● Problem description:
Copy every line in which the string "JSON" occurs.

● Given data:
════

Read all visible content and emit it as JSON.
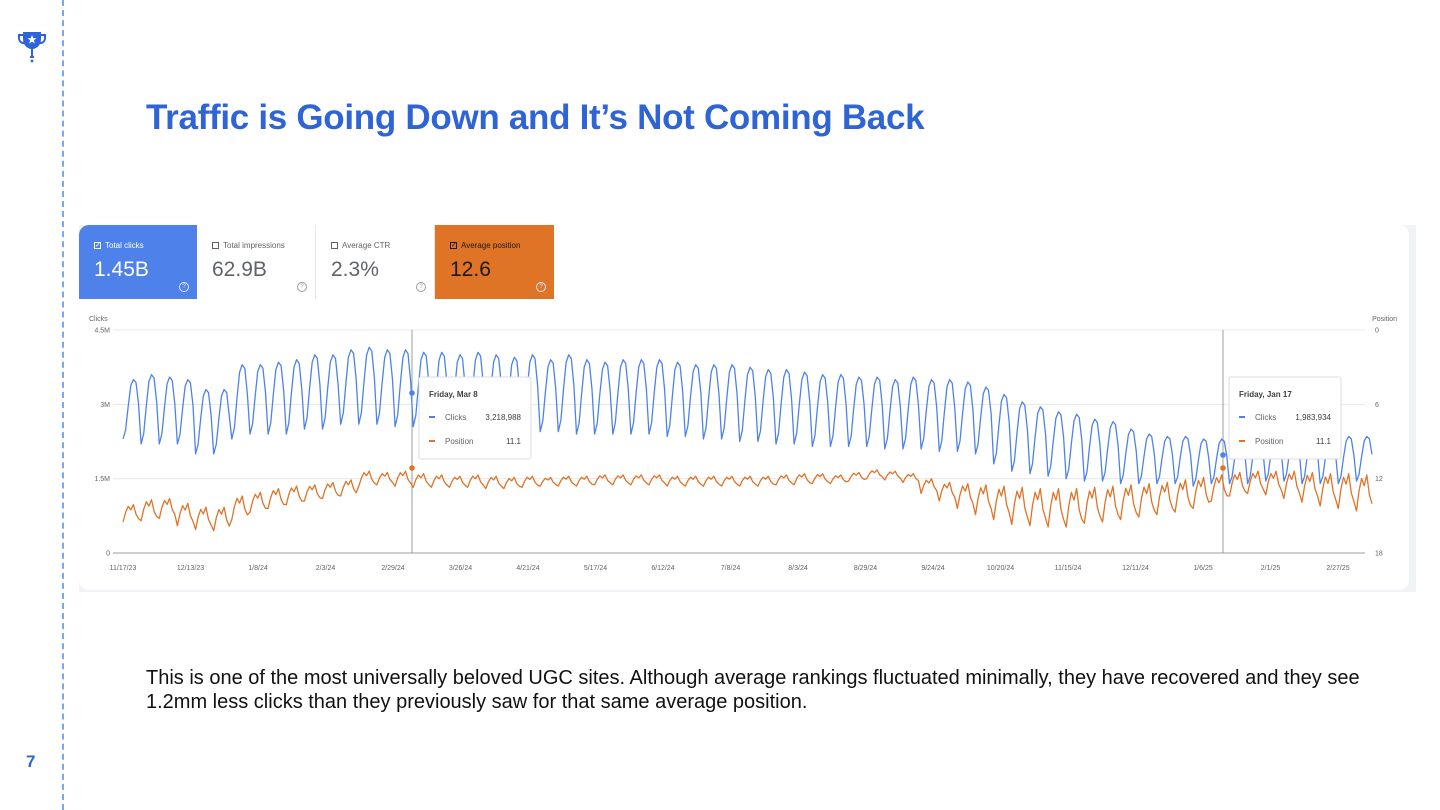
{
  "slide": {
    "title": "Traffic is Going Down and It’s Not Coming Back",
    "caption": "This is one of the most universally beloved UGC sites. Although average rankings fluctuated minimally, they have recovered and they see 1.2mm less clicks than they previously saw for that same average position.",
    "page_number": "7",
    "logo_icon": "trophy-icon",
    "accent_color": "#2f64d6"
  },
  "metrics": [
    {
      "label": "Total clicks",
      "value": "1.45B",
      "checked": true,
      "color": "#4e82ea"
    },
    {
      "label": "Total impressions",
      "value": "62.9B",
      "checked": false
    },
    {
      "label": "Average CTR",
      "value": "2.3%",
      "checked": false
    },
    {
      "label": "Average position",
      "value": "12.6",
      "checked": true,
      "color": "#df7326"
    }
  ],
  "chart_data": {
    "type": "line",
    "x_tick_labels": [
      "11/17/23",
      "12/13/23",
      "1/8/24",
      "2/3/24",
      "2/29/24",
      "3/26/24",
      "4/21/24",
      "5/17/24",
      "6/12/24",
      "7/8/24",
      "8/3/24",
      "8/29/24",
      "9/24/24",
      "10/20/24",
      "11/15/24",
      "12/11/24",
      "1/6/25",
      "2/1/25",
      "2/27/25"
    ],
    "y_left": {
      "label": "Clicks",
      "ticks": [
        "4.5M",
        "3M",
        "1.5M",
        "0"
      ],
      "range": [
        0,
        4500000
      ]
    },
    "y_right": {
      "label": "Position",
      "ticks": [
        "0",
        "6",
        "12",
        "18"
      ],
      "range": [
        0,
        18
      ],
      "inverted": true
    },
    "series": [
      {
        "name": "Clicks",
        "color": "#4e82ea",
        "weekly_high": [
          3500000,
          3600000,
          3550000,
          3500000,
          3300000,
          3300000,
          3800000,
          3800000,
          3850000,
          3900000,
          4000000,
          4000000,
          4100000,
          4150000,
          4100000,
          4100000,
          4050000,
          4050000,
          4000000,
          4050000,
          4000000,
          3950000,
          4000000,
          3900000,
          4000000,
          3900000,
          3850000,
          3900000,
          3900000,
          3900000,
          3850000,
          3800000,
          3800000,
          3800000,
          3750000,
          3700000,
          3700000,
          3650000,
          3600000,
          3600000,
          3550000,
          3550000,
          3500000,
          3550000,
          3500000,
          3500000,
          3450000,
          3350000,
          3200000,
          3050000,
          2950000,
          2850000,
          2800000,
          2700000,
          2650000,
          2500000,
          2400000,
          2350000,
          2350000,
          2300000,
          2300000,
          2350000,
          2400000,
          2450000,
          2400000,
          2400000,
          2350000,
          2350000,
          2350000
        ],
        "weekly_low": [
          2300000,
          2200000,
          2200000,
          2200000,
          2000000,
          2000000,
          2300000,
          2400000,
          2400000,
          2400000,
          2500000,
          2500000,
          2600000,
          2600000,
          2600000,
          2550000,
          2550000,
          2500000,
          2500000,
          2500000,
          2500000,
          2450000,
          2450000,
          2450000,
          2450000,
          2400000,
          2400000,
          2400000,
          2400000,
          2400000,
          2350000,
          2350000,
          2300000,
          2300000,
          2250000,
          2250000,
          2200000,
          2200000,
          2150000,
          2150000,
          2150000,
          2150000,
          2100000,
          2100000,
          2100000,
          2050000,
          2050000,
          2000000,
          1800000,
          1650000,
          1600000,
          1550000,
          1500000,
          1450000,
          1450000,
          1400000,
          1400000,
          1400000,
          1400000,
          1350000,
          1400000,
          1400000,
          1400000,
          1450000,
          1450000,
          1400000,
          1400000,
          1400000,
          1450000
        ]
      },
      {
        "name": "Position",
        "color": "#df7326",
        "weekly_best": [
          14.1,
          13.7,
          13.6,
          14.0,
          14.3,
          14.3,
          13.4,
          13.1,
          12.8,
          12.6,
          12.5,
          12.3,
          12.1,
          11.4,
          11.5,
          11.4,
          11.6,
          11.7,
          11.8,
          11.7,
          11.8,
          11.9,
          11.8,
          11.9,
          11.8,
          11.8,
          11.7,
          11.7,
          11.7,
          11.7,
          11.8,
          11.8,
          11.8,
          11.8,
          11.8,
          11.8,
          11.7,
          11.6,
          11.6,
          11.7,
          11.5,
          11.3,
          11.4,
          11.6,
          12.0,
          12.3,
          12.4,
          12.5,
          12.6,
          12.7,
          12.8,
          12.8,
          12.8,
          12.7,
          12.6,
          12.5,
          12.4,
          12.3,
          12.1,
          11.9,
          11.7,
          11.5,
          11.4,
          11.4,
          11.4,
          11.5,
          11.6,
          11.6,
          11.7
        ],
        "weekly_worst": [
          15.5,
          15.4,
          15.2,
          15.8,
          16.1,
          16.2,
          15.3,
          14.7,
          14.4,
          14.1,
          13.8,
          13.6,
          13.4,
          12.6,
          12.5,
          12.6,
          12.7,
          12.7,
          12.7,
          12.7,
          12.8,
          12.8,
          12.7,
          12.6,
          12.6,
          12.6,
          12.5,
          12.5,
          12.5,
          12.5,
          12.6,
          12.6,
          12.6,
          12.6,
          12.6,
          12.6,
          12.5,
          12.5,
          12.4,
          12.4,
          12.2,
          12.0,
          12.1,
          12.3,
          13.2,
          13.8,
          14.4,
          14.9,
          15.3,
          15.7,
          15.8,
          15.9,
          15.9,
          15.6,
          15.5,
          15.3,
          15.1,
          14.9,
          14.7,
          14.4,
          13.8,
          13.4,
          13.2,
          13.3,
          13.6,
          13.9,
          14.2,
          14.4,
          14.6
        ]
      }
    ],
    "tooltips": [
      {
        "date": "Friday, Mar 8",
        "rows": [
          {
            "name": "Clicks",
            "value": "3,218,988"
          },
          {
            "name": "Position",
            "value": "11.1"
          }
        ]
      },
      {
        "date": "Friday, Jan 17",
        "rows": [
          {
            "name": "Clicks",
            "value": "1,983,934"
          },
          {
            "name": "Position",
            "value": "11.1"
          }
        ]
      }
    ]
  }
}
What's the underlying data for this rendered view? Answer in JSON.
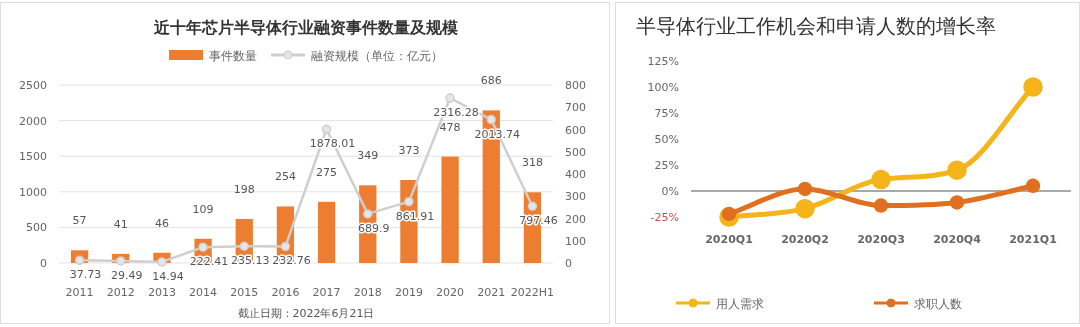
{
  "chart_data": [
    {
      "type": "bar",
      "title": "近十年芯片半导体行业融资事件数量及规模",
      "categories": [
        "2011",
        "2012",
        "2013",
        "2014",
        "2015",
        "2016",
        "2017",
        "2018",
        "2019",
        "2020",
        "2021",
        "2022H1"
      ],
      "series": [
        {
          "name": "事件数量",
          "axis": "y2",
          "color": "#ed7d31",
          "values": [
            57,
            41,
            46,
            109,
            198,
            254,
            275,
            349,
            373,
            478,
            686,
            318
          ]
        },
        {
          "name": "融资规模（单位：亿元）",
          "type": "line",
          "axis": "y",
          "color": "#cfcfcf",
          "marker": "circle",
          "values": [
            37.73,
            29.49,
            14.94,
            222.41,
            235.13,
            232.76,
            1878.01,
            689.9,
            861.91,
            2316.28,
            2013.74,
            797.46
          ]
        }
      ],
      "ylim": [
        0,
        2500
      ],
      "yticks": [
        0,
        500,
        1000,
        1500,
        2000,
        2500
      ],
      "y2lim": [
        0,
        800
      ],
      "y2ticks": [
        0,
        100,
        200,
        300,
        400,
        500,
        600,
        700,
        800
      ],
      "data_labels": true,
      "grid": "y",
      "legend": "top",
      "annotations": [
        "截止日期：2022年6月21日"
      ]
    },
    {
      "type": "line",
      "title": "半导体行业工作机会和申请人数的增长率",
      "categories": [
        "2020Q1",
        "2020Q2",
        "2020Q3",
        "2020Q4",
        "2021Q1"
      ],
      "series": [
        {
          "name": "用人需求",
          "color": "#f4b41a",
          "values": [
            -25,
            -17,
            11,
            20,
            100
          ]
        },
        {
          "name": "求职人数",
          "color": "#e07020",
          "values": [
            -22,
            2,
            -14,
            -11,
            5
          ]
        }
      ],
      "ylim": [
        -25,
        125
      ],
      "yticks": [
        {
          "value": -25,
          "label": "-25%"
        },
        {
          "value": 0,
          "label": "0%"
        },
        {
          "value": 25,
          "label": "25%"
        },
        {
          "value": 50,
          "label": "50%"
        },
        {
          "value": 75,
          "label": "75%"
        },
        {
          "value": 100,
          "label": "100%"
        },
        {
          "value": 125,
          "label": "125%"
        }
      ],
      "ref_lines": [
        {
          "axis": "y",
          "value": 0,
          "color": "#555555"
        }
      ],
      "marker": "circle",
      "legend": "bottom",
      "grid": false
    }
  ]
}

════

● Solution to this task:
Read all visible content and emit it as JSON.
What's the underlying data for this rendered view? Answer in JSON.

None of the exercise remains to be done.